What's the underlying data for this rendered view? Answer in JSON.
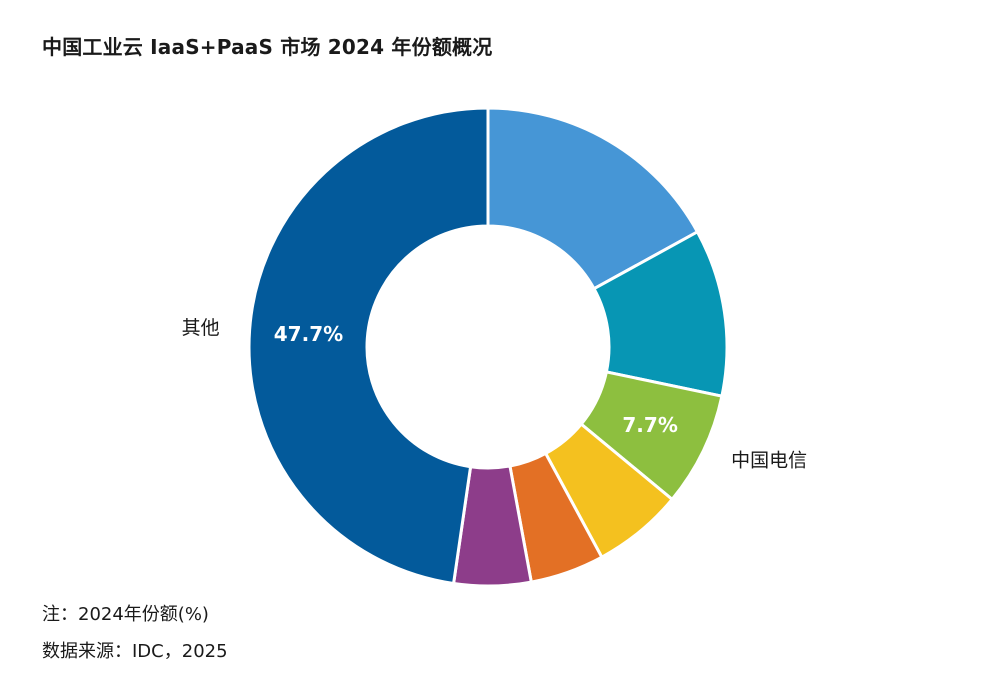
{
  "title": "中国工业云 IaaS+PaaS 市场 2024 年份额概况",
  "chart_data": {
    "type": "pie",
    "style": "donut",
    "slices": [
      {
        "label": "",
        "value": 17.0,
        "value_label": "",
        "color": "#4696d6"
      },
      {
        "label": "",
        "value": 11.3,
        "value_label": "",
        "color": "#0796b4"
      },
      {
        "label": "中国电信",
        "value": 7.7,
        "value_label": "7.7%",
        "color": "#8dbf3f"
      },
      {
        "label": "",
        "value": 6.1,
        "value_label": "",
        "color": "#f4c11f"
      },
      {
        "label": "",
        "value": 5.0,
        "value_label": "",
        "color": "#e37025"
      },
      {
        "label": "",
        "value": 5.2,
        "value_label": "",
        "color": "#8d3d8a"
      },
      {
        "label": "其他",
        "value": 47.7,
        "value_label": "47.7%",
        "color": "#035a9b"
      }
    ]
  },
  "notes": {
    "note": "注：2024年份额(%)",
    "source": "数据来源：IDC，2025"
  }
}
|---|
### Work to be completed
Copy out the lines that hold "color".

### Solved problem
        "color": "#4696d6"
        "color": "#0796b4"
        "color": "#8dbf3f"
        "color": "#f4c11f"
        "color": "#e37025"
        "color": "#8d3d8a"
        "color": "#035a9b"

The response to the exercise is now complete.